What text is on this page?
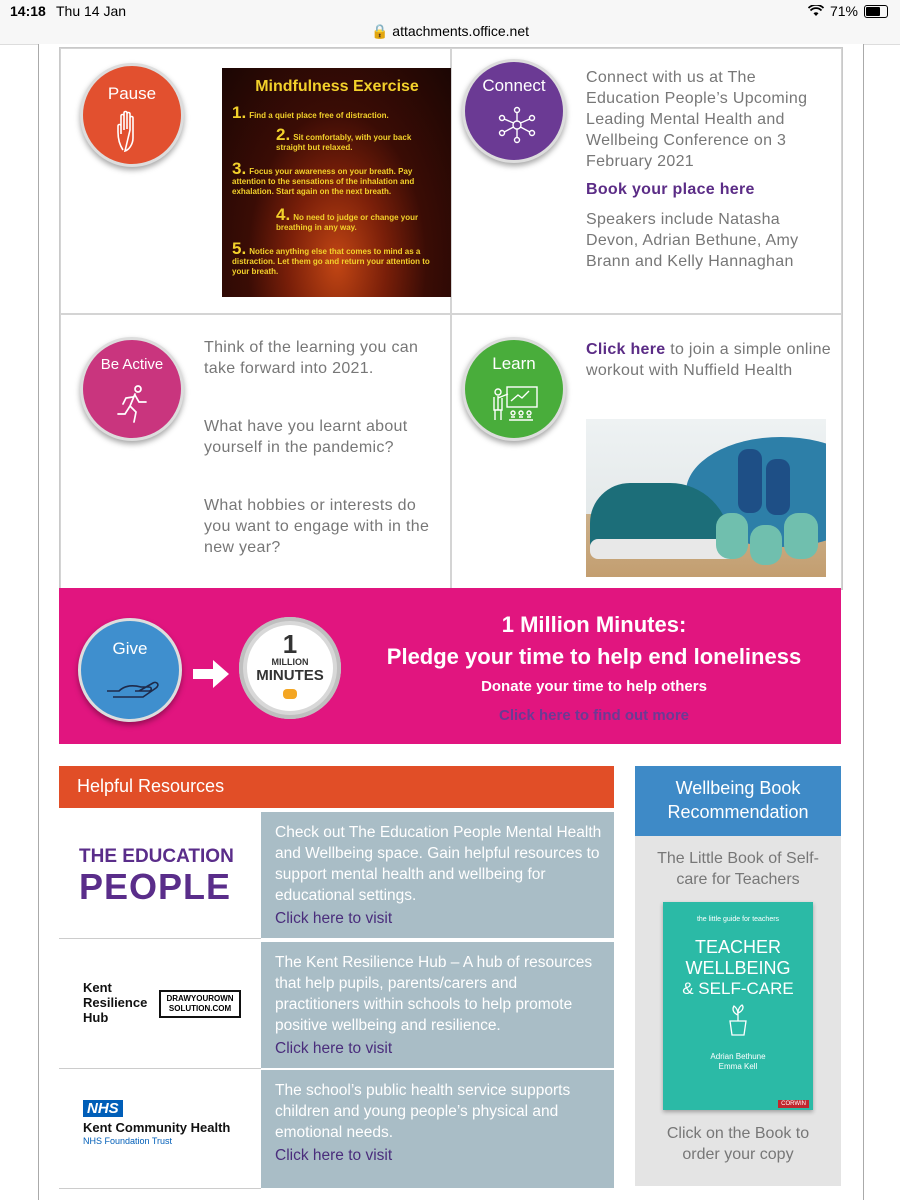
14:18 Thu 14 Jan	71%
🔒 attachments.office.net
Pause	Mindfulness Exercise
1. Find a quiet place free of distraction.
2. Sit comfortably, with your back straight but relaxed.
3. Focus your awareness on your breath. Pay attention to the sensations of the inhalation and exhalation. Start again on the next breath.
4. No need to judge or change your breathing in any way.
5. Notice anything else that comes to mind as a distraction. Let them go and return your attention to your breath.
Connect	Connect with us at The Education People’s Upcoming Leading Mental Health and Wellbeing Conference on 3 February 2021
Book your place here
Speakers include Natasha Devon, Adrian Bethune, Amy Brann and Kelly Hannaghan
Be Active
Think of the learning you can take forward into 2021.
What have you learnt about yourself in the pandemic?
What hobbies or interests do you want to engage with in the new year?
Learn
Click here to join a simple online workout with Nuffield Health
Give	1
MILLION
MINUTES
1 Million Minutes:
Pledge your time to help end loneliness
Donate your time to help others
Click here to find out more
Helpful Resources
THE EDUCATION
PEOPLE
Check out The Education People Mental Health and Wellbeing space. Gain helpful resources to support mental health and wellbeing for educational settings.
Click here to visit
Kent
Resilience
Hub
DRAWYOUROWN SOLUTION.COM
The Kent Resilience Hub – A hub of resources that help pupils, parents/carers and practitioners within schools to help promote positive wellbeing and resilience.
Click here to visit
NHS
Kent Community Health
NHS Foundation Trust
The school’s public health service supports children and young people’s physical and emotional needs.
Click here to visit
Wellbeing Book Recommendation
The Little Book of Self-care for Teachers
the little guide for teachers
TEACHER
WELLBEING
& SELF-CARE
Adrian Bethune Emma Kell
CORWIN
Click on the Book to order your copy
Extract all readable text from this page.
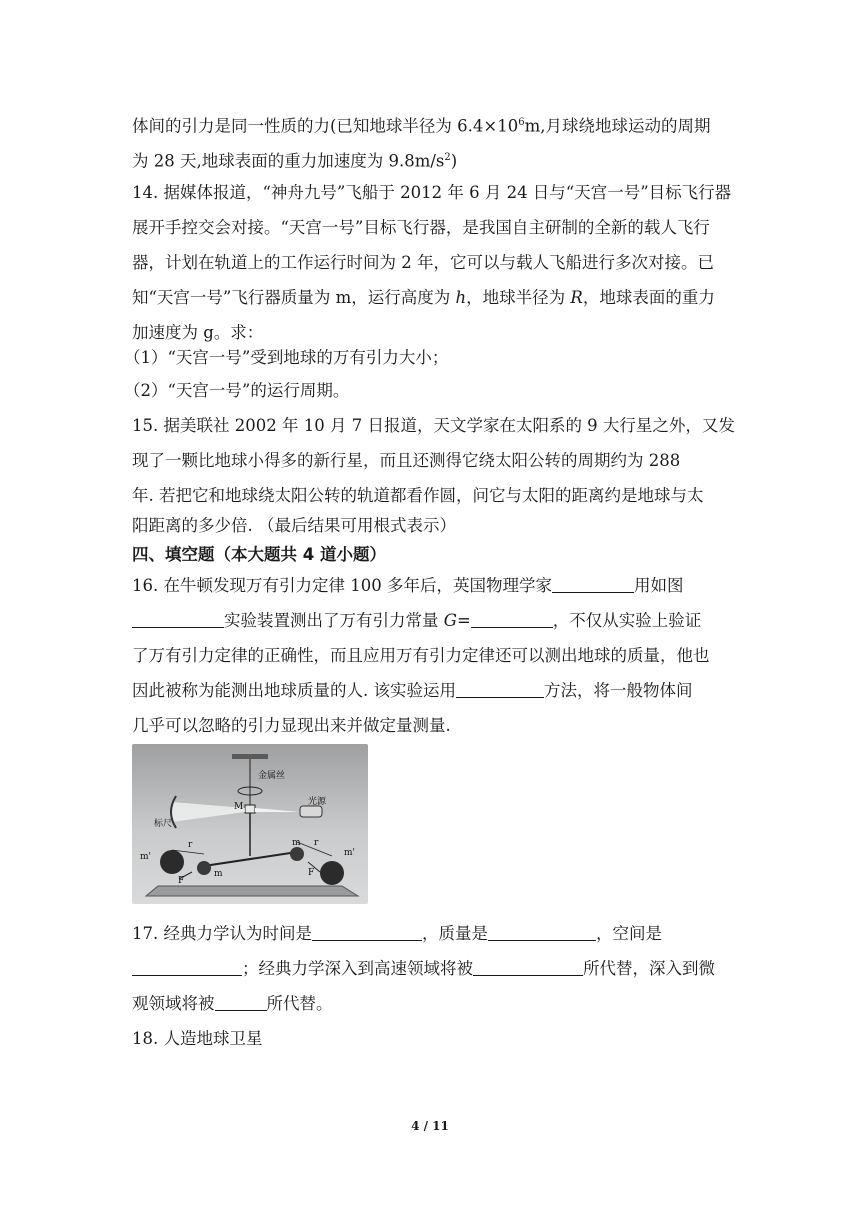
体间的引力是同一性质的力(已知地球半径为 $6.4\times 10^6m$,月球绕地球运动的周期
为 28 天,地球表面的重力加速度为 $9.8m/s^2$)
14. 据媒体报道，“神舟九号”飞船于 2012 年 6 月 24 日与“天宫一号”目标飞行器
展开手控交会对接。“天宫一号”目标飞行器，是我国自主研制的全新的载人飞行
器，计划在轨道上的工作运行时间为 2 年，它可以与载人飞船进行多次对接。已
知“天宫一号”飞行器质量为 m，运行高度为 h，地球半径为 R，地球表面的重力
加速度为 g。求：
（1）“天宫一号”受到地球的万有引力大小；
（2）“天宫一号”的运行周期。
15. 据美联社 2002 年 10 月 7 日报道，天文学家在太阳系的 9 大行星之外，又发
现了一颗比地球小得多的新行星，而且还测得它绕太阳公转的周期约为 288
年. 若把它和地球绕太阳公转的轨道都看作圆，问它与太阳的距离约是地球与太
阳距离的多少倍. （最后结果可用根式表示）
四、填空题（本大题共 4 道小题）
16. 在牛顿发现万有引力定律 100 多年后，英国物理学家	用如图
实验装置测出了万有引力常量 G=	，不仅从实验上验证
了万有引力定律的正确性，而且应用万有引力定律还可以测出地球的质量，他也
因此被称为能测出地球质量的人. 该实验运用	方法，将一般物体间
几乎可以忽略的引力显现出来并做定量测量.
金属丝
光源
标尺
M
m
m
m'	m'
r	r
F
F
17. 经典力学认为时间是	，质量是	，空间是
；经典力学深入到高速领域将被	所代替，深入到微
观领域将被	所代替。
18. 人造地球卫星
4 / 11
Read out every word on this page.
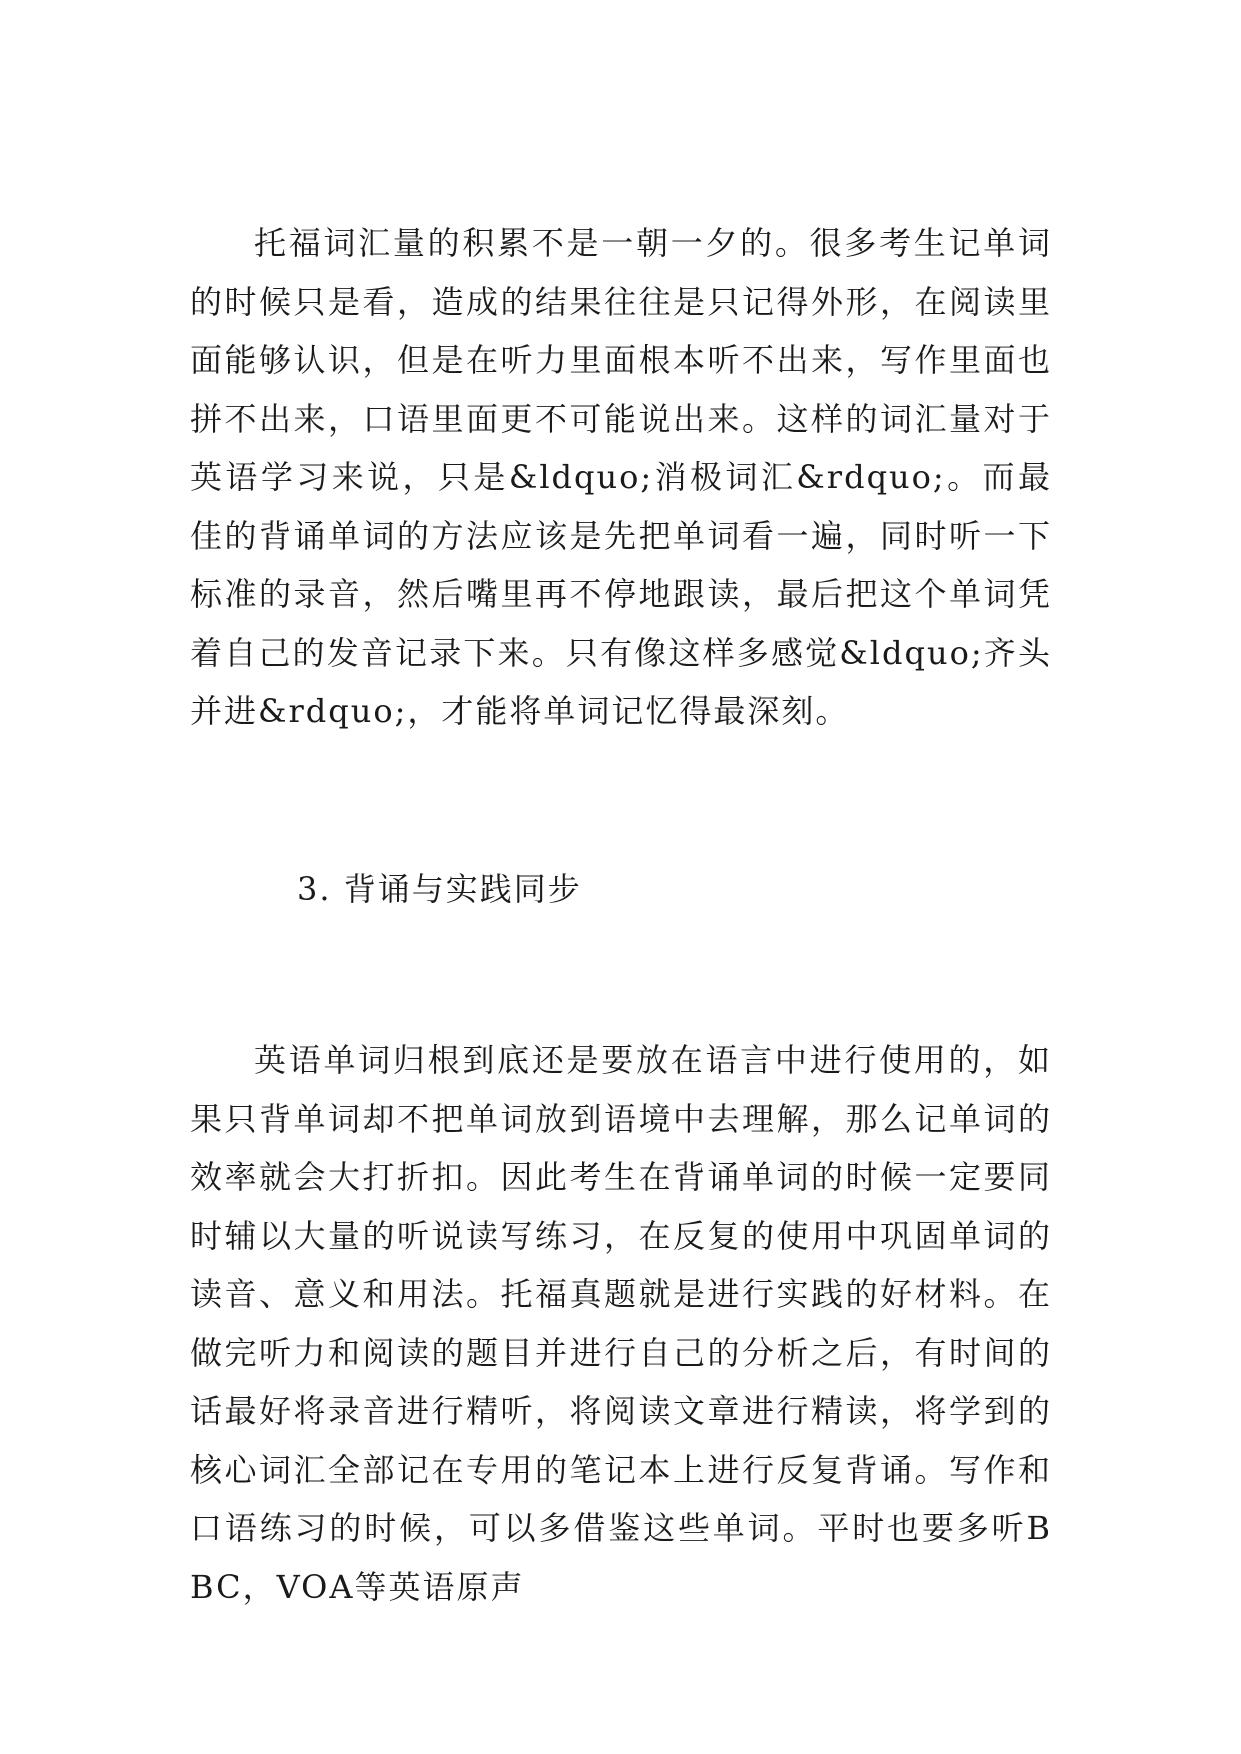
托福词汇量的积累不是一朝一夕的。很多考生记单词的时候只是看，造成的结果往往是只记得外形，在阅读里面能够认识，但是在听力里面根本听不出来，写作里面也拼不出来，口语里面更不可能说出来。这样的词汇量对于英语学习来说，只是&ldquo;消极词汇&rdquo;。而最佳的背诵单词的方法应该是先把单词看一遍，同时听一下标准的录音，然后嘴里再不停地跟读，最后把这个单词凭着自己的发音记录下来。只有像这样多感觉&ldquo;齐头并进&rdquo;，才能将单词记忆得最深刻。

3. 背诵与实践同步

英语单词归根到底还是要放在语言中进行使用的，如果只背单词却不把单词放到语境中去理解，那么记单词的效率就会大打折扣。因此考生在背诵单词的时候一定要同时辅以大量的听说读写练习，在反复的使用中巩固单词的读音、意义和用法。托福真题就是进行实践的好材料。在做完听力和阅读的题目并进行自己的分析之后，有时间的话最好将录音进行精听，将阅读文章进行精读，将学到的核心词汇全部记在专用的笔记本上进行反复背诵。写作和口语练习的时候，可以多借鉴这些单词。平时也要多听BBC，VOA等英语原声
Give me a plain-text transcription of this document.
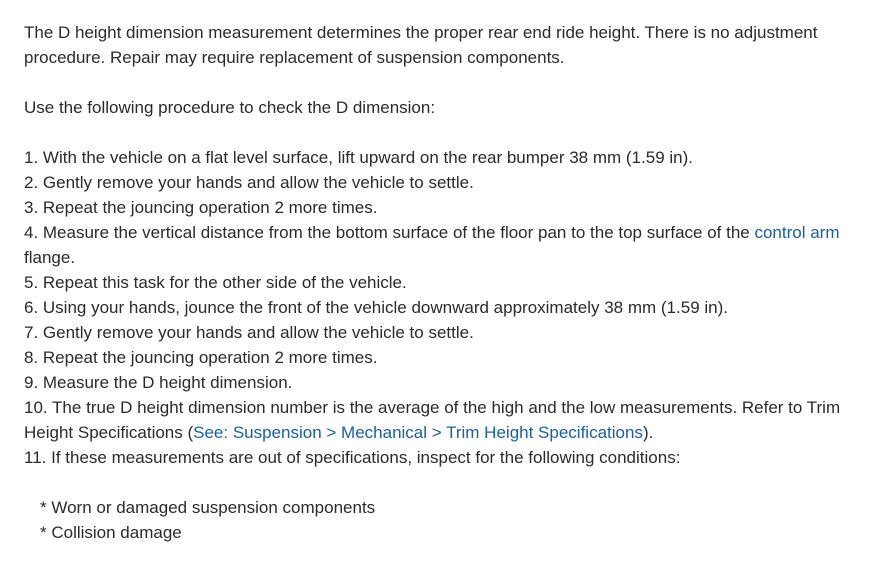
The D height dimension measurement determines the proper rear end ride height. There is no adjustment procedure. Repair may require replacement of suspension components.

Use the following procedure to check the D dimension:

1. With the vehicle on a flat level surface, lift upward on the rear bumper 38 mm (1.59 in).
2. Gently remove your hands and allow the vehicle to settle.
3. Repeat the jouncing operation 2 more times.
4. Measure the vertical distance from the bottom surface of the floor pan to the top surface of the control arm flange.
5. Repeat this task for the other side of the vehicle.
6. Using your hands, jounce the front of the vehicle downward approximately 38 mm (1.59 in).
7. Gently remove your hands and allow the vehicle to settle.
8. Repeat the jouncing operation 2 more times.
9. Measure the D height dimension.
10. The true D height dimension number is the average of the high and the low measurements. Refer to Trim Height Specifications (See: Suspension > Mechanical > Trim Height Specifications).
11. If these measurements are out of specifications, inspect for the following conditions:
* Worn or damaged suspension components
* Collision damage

- - - -

- _Short problem_
Ignore the images and quote every line of the listing exactly.

- _Finished exercise_
What text is on this page?
14:18 Thu 14 Jan	71%
🔒 attachments.office.net
Pause	Mindfulness Exercise
1. Find a quiet place free of distraction.
2. Sit comfortably, with your back straight but relaxed.
3. Focus your awareness on your breath. Pay attention to the sensations of the inhalation and exhalation. Start again on the next breath.
4. No need to judge or change your breathing in any way.
5. Notice anything else that comes to mind as a distraction. Let them go and return your attention to your breath.
Connect	Connect with us at The Education People’s Upcoming Leading Mental Health and Wellbeing Conference on 3 February 2021
Book your place here
Speakers include Natasha Devon, Adrian Bethune, Amy Brann and Kelly Hannaghan
Be Active
Think of the learning you can take forward into 2021.
What have you learnt about yourself in the pandemic?
What hobbies or interests do you want to engage with in the new year?
Learn
Click here to join a simple online workout with Nuffield Health
Give	1
MILLION
MINUTES
1 Million Minutes:
Pledge your time to help end loneliness
Donate your time to help others
Click here to find out more
Helpful Resources
THE EDUCATION
PEOPLE
Check out The Education People Mental Health and Wellbeing space. Gain helpful resources to support mental health and wellbeing for educational settings.
Click here to visit
Kent
Resilience
Hub
DRAWYOUROWN SOLUTION.COM
The Kent Resilience Hub – A hub of resources that help pupils, parents/carers and practitioners within schools to help promote positive wellbeing and resilience.
Click here to visit
NHS
Kent Community Health
NHS Foundation Trust
The school’s public health service supports children and young people’s physical and emotional needs.
Click here to visit
Wellbeing Book Recommendation
The Little Book of Self-care for Teachers
the little guide for teachers
TEACHER
WELLBEING
& SELF-CARE
Adrian Bethune Emma Kell
CORWIN
Click on the Book to order your copy
Extract all readable text from this page.
体间的引力是同一性质的力(已知地球半径为 $6.4\times 10^6m$,月球绕地球运动的周期
为 28 天,地球表面的重力加速度为 $9.8m/s^2$)
14. 据媒体报道，“神舟九号”飞船于 2012 年 6 月 24 日与“天宫一号”目标飞行器
展开手控交会对接。“天宫一号”目标飞行器，是我国自主研制的全新的载人飞行
器，计划在轨道上的工作运行时间为 2 年，它可以与载人飞船进行多次对接。已
知“天宫一号”飞行器质量为 m，运行高度为 h，地球半径为 R，地球表面的重力
加速度为 g。求：
（1）“天宫一号”受到地球的万有引力大小；
（2）“天宫一号”的运行周期。
15. 据美联社 2002 年 10 月 7 日报道，天文学家在太阳系的 9 大行星之外，又发
现了一颗比地球小得多的新行星，而且还测得它绕太阳公转的周期约为 288
年. 若把它和地球绕太阳公转的轨道都看作圆，问它与太阳的距离约是地球与太
阳距离的多少倍. （最后结果可用根式表示）
四、填空题（本大题共 4 道小题）
16. 在牛顿发现万有引力定律 100 多年后，英国物理学家	用如图
实验装置测出了万有引力常量 G=	，不仅从实验上验证
了万有引力定律的正确性，而且应用万有引力定律还可以测出地球的质量，他也
因此被称为能测出地球质量的人. 该实验运用	方法，将一般物体间
几乎可以忽略的引力显现出来并做定量测量.
金属丝
光源
标尺
M
m
m
m'	m'
r	r
F
F
17. 经典力学认为时间是	，质量是	，空间是
；经典力学深入到高速领域将被	所代替，深入到微
观领域将被	所代替。
18. 人造地球卫星
4 / 11
Read out every word on this page.
托福词汇量的积累不是一朝一夕的。很多考生记单词的时候只是看，造成的结果往往是只记得外形，在阅读里面能够认识，但是在听力里面根本听不出来，写作里面也拼不出来，口语里面更不可能说出来。这样的词汇量对于英语学习来说，只是&ldquo;消极词汇&rdquo;。而最佳的背诵单词的方法应该是先把单词看一遍，同时听一下标准的录音，然后嘴里再不停地跟读，最后把这个单词凭着自己的发音记录下来。只有像这样多感觉&ldquo;齐头并进&rdquo;，才能将单词记忆得最深刻。

3. 背诵与实践同步

英语单词归根到底还是要放在语言中进行使用的，如果只背单词却不把单词放到语境中去理解，那么记单词的效率就会大打折扣。因此考生在背诵单词的时候一定要同时辅以大量的听说读写练习，在反复的使用中巩固单词的读音、意义和用法。托福真题就是进行实践的好材料。在做完听力和阅读的题目并进行自己的分析之后，有时间的话最好将录音进行精听，将阅读文章进行精读，将学到的核心词汇全部记在专用的笔记本上进行反复背诵。写作和口语练习的时候，可以多借鉴这些单词。平时也要多听BBC，VOA等英语原声
Give me a plain-text transcription of this document.
The D height dimension measurement determines the proper rear end ride height. There is no adjustment procedure. Repair may require replacement of suspension components.

Use the following procedure to check the D dimension:

1. With the vehicle on a flat level surface, lift upward on the rear bumper 38 mm (1.59 in).
2. Gently remove your hands and allow the vehicle to settle.
3. Repeat the jouncing operation 2 more times.
4. Measure the vertical distance from the bottom surface of the floor pan to the top surface of the control arm flange.
5. Repeat this task for the other side of the vehicle.
6. Using your hands, jounce the front of the vehicle downward approximately 38 mm (1.59 in).
7. Gently remove your hands and allow the vehicle to settle.
8. Repeat the jouncing operation 2 more times.
9. Measure the D height dimension.
10. The true D height dimension number is the average of the high and the low measurements. Refer to Trim Height Specifications (See: Suspension > Mechanical > Trim Height Specifications).
11. If these measurements are out of specifications, inspect for the following conditions:
* Worn or damaged suspension components
* Collision damage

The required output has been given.